#### [EXERCISE DIRECTIONS]
Transcribe the whole listing below without changing a word, but leave out every image.

#### [RECORDS SUPPLIED]
•••••

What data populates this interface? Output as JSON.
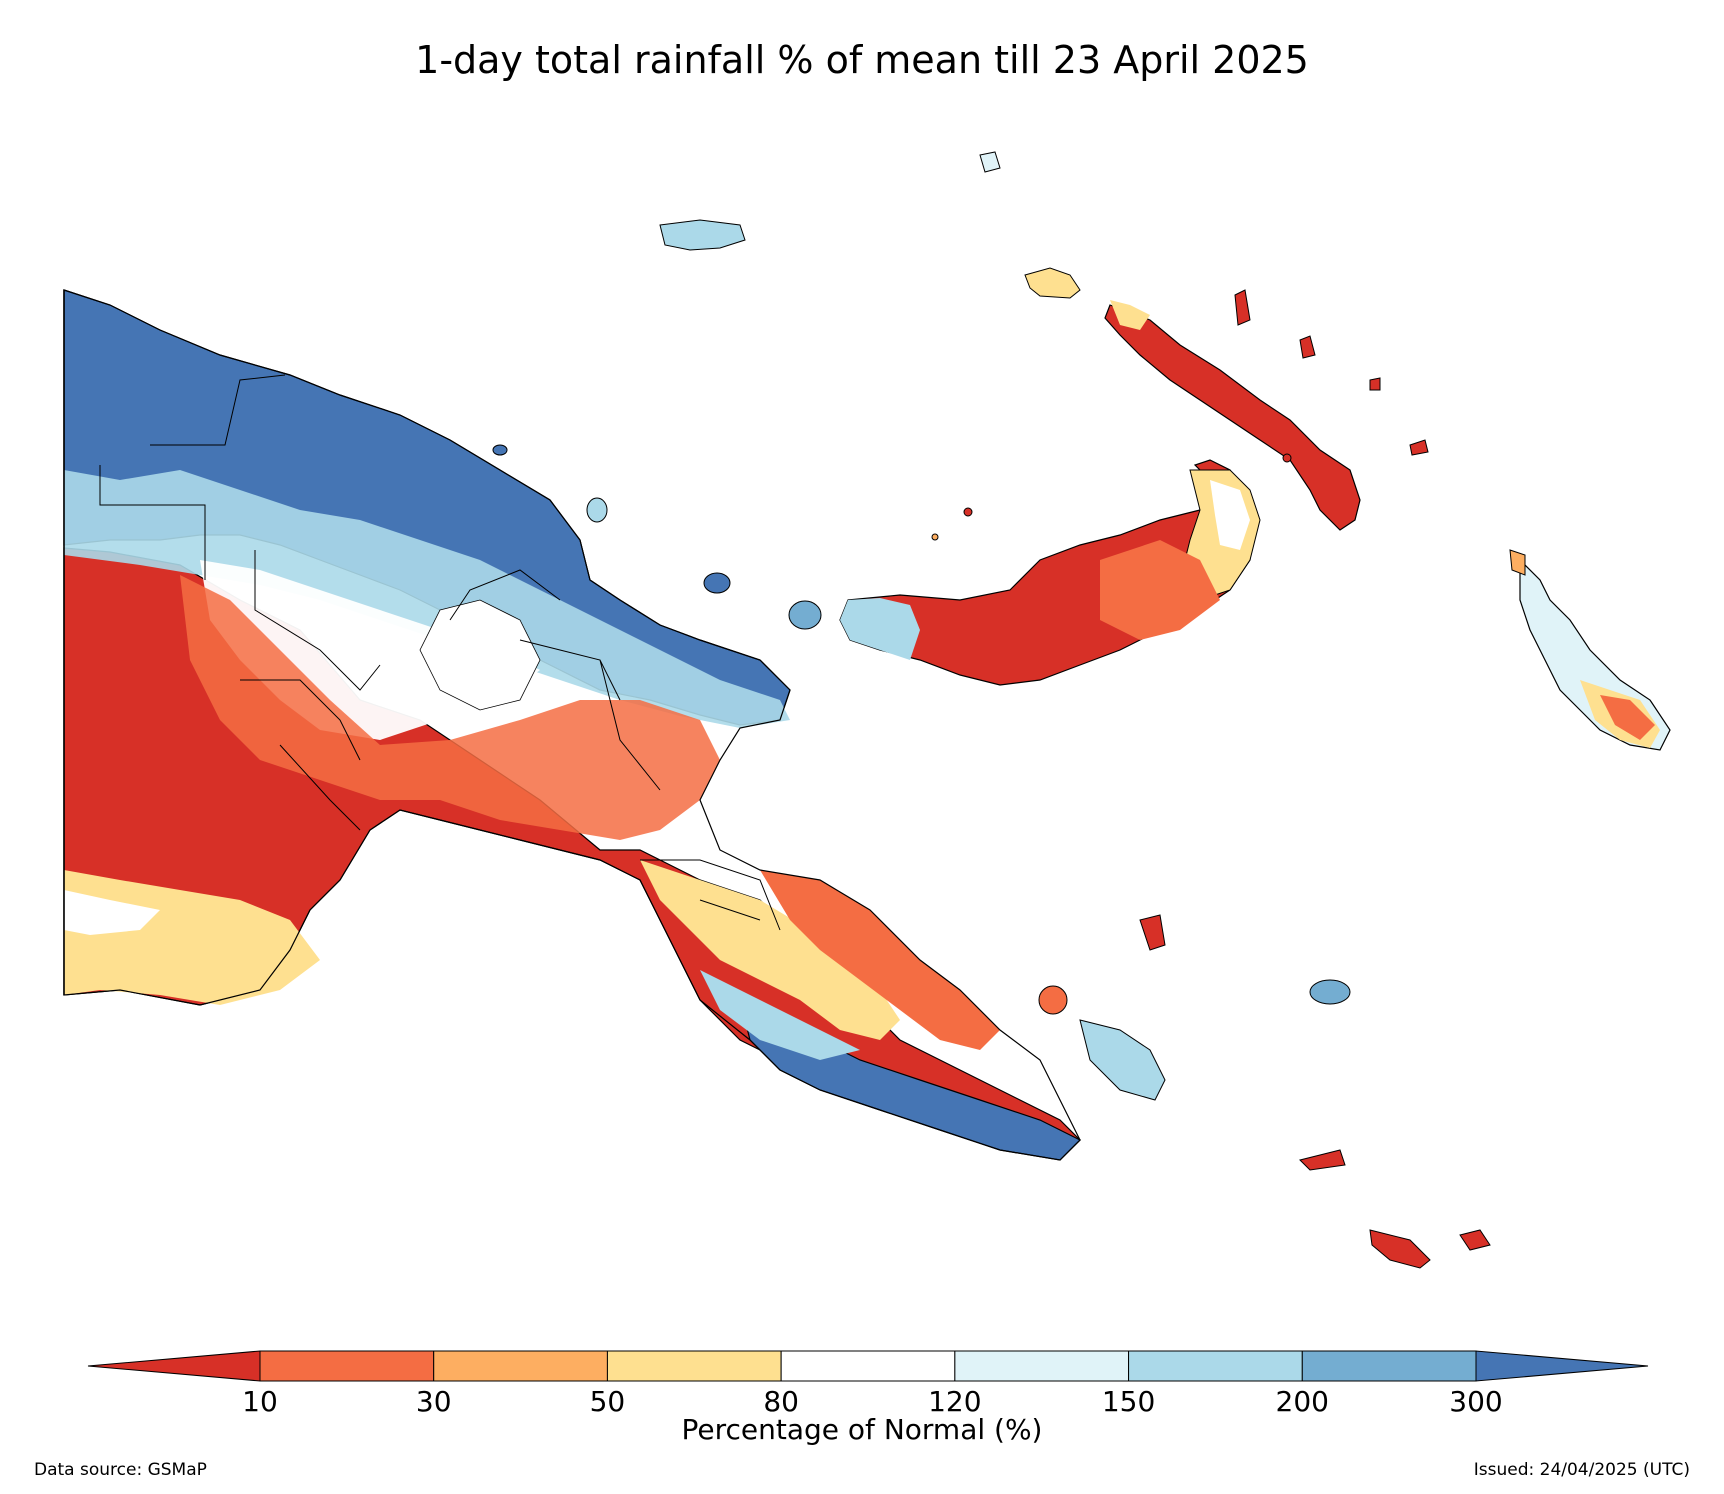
{
  "title": "1-day total rainfall % of mean till 23 April 2025",
  "colorbar": {
    "label": "Percentage of Normal (%)",
    "ticks": [
      "10",
      "30",
      "50",
      "80",
      "120",
      "150",
      "200",
      "300"
    ],
    "colors": [
      "#d73027",
      "#f46d43",
      "#fdae61",
      "#fee090",
      "#ffffff",
      "#e0f3f8",
      "#abd9e9",
      "#74add1",
      "#4575b4"
    ],
    "extend": "both"
  },
  "footer": {
    "source": "Data source: GSMaP",
    "issued": "Issued: 24/04/2025 (UTC)"
  },
  "regions": {
    "northwest_mainland": "#4575b4",
    "southwest_mainland": "#d73027",
    "new_britain": "#d73027",
    "new_ireland": "#d73027",
    "bougainville": "#fdae61",
    "southeast_tail": "#4575b4",
    "manus": "#abd9e9"
  }
}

•••••

#### [SOLUTION]
What data populates this interface? Output as JSON.
{
  "title": "1-day total rainfall % of mean till 23 April 2025",
  "colorbar": {
    "label": "Percentage of Normal (%)",
    "ticks": [
      "10",
      "30",
      "50",
      "80",
      "120",
      "150",
      "200",
      "300"
    ],
    "colors": [
      "#d73027",
      "#f46d43",
      "#fdae61",
      "#fee090",
      "#ffffff",
      "#e0f3f8",
      "#abd9e9",
      "#74add1",
      "#4575b4"
    ],
    "extend": "both"
  },
  "footer": {
    "source": "Data source: GSMaP",
    "issued": "Issued: 24/04/2025 (UTC)"
  },
  "regions": {
    "northwest_mainland": "#4575b4",
    "southwest_mainland": "#d73027",
    "new_britain": "#d73027",
    "new_ireland": "#d73027",
    "bougainville": "#fdae61",
    "southeast_tail": "#4575b4",
    "manus": "#abd9e9"
  }
}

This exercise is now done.